• [Written task]:
Reproduce the lines of the items below verbatim, beginning with the line that contains "chart1-block: Chart 1." and continuing through the line that contains "chart2-xtick-label: Jan-26 [2029, 1049, 2105, 1081]", both included.

• [Data supplied]:
--------------------

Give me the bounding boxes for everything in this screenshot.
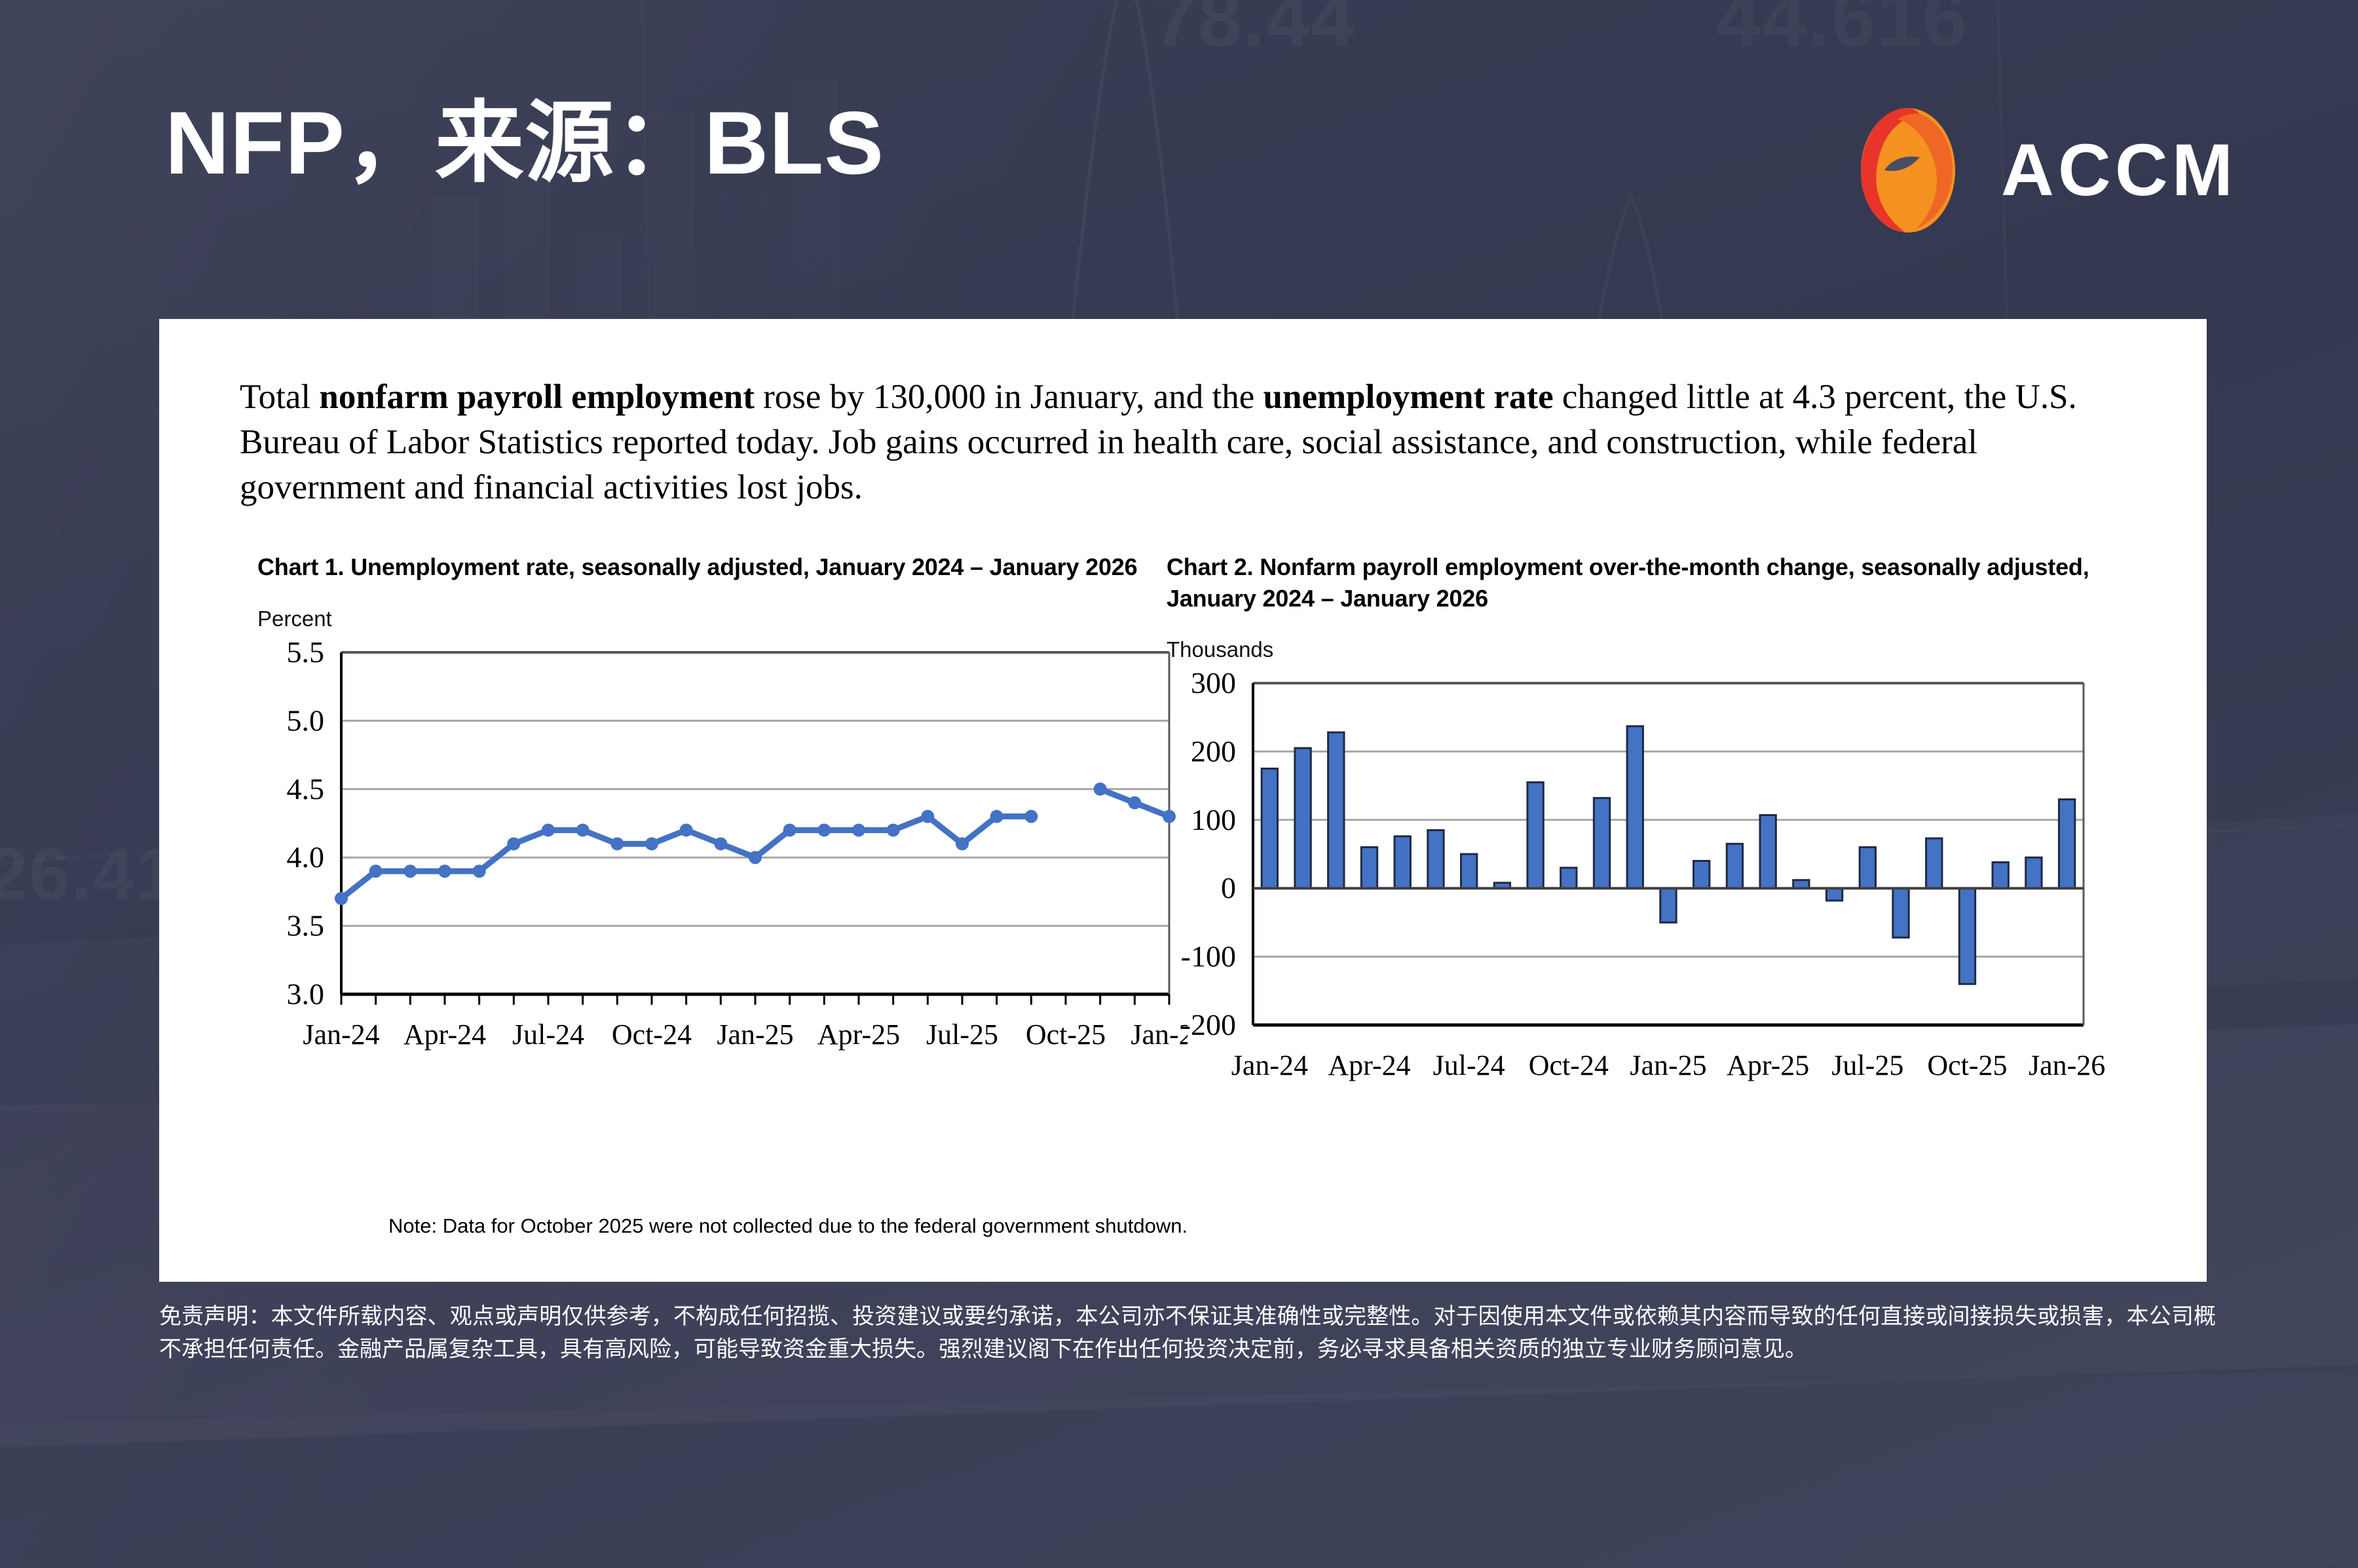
chart1-block: Chart 1. Unemployment rate, seasonally a… [257, 551, 1194, 1076]
chart2-bar [1262, 769, 1277, 889]
chart2-bar [1694, 861, 1710, 888]
chart1-data-point [1024, 810, 1038, 823]
chart1-data-point [817, 823, 831, 836]
chart1-data-point [576, 823, 590, 836]
chart1-xtick-label: Jan-25 [717, 1018, 793, 1051]
chart2-ytick-label: 100 [1191, 803, 1236, 836]
chart2-ylabel: Thousands [1167, 637, 2123, 662]
release-run: Total [240, 378, 319, 416]
chart2-bar [1428, 830, 1444, 888]
chart1-ytick-label: 5.0 [287, 703, 325, 737]
chart1-xtick-label: Jul-24 [512, 1018, 584, 1051]
chart1-ylabel: Percent [257, 607, 1194, 631]
chart1-data-point [990, 810, 1003, 823]
chart1-data-point [783, 823, 796, 836]
chart1-ytick-label: 3.5 [287, 908, 325, 942]
chart1-ytick-label: 3.0 [287, 977, 325, 1011]
chart2-ytick-label: -200 [1181, 1008, 1236, 1041]
chart2-bar [1727, 844, 1742, 888]
chart1-data-point [645, 837, 658, 850]
chart2-bar [1760, 815, 1776, 889]
chart1-data-point [473, 865, 486, 878]
chart2-ytick-label: 0 [1221, 871, 1236, 905]
chart1-plot: 5.55.04.54.03.53.0Jan-24Apr-24Jul-24Oct-… [257, 641, 1194, 1076]
release-bold-run: nonfarm payroll employment [319, 378, 754, 416]
chart2-bar [1826, 888, 1842, 901]
chart1-xtick-label: Jul-25 [926, 1018, 998, 1051]
chart1-xtick-label: Oct-24 [612, 1018, 692, 1051]
chart2-xtick-label: Oct-24 [1529, 1049, 1609, 1081]
background-number: 44.616 [1716, 0, 1968, 64]
chart2-bar [1926, 838, 1942, 888]
chart1-data-point [749, 851, 762, 864]
chart2-xtick-label: Jan-24 [1231, 1049, 1308, 1081]
chart1-data-point [680, 823, 693, 836]
slide-header: NFP，来源：BLS ACCM [0, 98, 2358, 269]
page-title: NFP，来源：BLS [165, 98, 884, 187]
chart1-xtick-label: Apr-25 [817, 1018, 900, 1051]
background-number: 78.44 [1153, 0, 1356, 64]
chart2-ytick-label: 200 [1191, 734, 1236, 768]
chart2-bar [1959, 888, 1975, 984]
chart2-xtick-label: Jan-26 [2029, 1049, 2105, 1081]
chart1-data-point [335, 891, 348, 905]
chart2-bar [1461, 854, 1477, 888]
chart1-data-point [610, 837, 624, 850]
chart2-bar [1660, 888, 1676, 922]
chart2-bar [1561, 868, 1577, 888]
chart2-bar [1361, 848, 1377, 889]
chart1-data-point [1128, 796, 1141, 809]
chart1-data-point [1094, 782, 1107, 795]
chart2-xtick-label: Jan-25 [1630, 1049, 1706, 1081]
chart1-data-point [921, 810, 934, 823]
chart2-bar [1594, 798, 1609, 888]
charts-row: Chart 1. Unemployment rate, seasonally a… [159, 551, 2207, 1265]
release-bold-run: unemployment rate [1263, 378, 1554, 416]
chart2-xtick-label: Jul-24 [1433, 1049, 1505, 1081]
chart2-bar [1394, 836, 1410, 888]
chart2-bar [1295, 748, 1311, 888]
chart1-data-point [403, 865, 417, 878]
content-card: Total nonfarm payroll employment rose by… [159, 319, 2207, 1282]
chart1-data-point [852, 823, 865, 836]
chart2-block: Chart 2. Nonfarm payroll employment over… [1167, 551, 2123, 1107]
chart1-data-point [714, 837, 727, 850]
chart1-xtick-label: Oct-25 [1026, 1018, 1106, 1051]
chart2-bar [2059, 800, 2074, 889]
chart1-ytick-label: 4.5 [287, 772, 325, 805]
chart2-bar [1893, 888, 1909, 937]
chart2-bar [1527, 782, 1543, 888]
bls-release-paragraph: Total nonfarm payroll employment rose by… [240, 375, 2139, 510]
disclaimer-text: 免责声明：本文件所载内容、观点或声明仅供参考，不构成任何招揽、投资建议或要约承诺… [159, 1300, 2216, 1366]
chart1-xtick-label: Apr-24 [403, 1018, 486, 1051]
release-run: rose by 130,000 in January, and the [755, 378, 1263, 416]
logo-wordmark: ACCM [2001, 134, 2237, 207]
chart1-data-point [542, 823, 555, 836]
chart2-bar [1860, 848, 1875, 889]
chart1-svg: 5.55.04.54.03.53.0Jan-24Apr-24Jul-24Oct-… [257, 641, 1188, 1073]
chart2-xtick-label: Apr-25 [1727, 1049, 1809, 1081]
chart2-plot: 3002001000-100-200Jan-24Apr-24Jul-24Oct-… [1167, 671, 2123, 1107]
chart2-bar [1993, 863, 2008, 889]
chart1-note: Note: Data for October 2025 were not col… [388, 1213, 1220, 1239]
chart2-svg: 3002001000-100-200Jan-24Apr-24Jul-24Oct-… [1167, 671, 2116, 1104]
accm-flame-icon [1843, 105, 1974, 236]
chart1-data-point [507, 837, 520, 850]
chart2-xtick-label: Jul-25 [1831, 1049, 1903, 1081]
brand-logo: ACCM [1843, 105, 2237, 236]
chart1-data-point [956, 837, 969, 850]
chart2-xtick-label: Apr-24 [1328, 1049, 1410, 1081]
chart1-ytick-label: 4.0 [287, 840, 325, 874]
chart2-bar [1328, 732, 1344, 888]
chart2-ytick-label: 300 [1191, 671, 1236, 700]
chart2-bar [1627, 726, 1643, 888]
chart1-xtick-label: Jan-24 [303, 1018, 379, 1051]
chart2-ytick-label: -100 [1181, 940, 1236, 973]
chart2-title: Chart 2. Nonfarm payroll employment over… [1167, 551, 2123, 614]
chart2-bar [2026, 857, 2042, 888]
chart1-data-point [369, 865, 383, 878]
chart1-data-point [887, 823, 900, 836]
chart1-title: Chart 1. Unemployment rate, seasonally a… [257, 551, 1194, 583]
chart1-data-point [438, 865, 451, 878]
chart1-ytick-label: 5.5 [287, 641, 325, 669]
chart2-xtick-label: Oct-25 [1927, 1049, 2007, 1081]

--------------------

• [Complete output]:
chart1-block: Chart 1. Unemployment rate, seasonally a… [257, 551, 1194, 1076]
chart2-bar [1262, 769, 1277, 889]
chart2-bar [1694, 861, 1710, 888]
chart1-data-point [1024, 810, 1038, 823]
chart1-data-point [817, 823, 831, 836]
chart1-data-point [576, 823, 590, 836]
chart1-xtick-label: Jan-25 [717, 1018, 793, 1051]
chart2-ytick-label: 100 [1191, 803, 1236, 836]
chart2-ylabel: Thousands [1167, 637, 2123, 662]
release-run: Total [240, 378, 319, 416]
chart2-bar [1428, 830, 1444, 888]
chart1-ytick-label: 5.0 [287, 703, 325, 737]
chart1-xtick-label: Jul-24 [512, 1018, 584, 1051]
chart1-ylabel: Percent [257, 607, 1194, 631]
chart1-data-point [990, 810, 1003, 823]
chart1-data-point [783, 823, 796, 836]
chart1-ytick-label: 3.5 [287, 908, 325, 942]
chart1-ytick-label: 3.0 [287, 977, 325, 1011]
chart2-ytick-label: -200 [1181, 1008, 1236, 1041]
chart2-bar [1727, 844, 1742, 888]
chart1-data-point [645, 837, 658, 850]
chart2-bar [1760, 815, 1776, 889]
chart1-data-point [473, 865, 486, 878]
chart2-ytick-label: 0 [1221, 871, 1236, 905]
chart1-plot: 5.55.04.54.03.53.0Jan-24Apr-24Jul-24Oct-… [257, 641, 1194, 1076]
release-bold-run: nonfarm payroll employment [319, 378, 754, 416]
chart2-bar [1826, 888, 1842, 901]
chart1-xtick-label: Jul-25 [926, 1018, 998, 1051]
chart1-xtick-label: Oct-24 [612, 1018, 692, 1051]
chart2-xtick-label: Oct-24 [1529, 1049, 1609, 1081]
background-number: 44.616 [1716, 0, 1968, 64]
chart2-bar [1926, 838, 1942, 888]
chart1-data-point [749, 851, 762, 864]
chart2-xtick-label: Jan-24 [1231, 1049, 1308, 1081]
chart1-data-point [680, 823, 693, 836]
slide-header: NFP，来源：BLS ACCM [0, 98, 2358, 269]
page-title: NFP，来源：BLS [165, 98, 884, 187]
chart1-xtick-label: Apr-25 [817, 1018, 900, 1051]
background-number: 78.44 [1153, 0, 1356, 64]
chart2-ytick-label: 200 [1191, 734, 1236, 768]
chart2-bar [1959, 888, 1975, 984]
chart2-xtick-label: Jan-26 [2029, 1049, 2105, 1081]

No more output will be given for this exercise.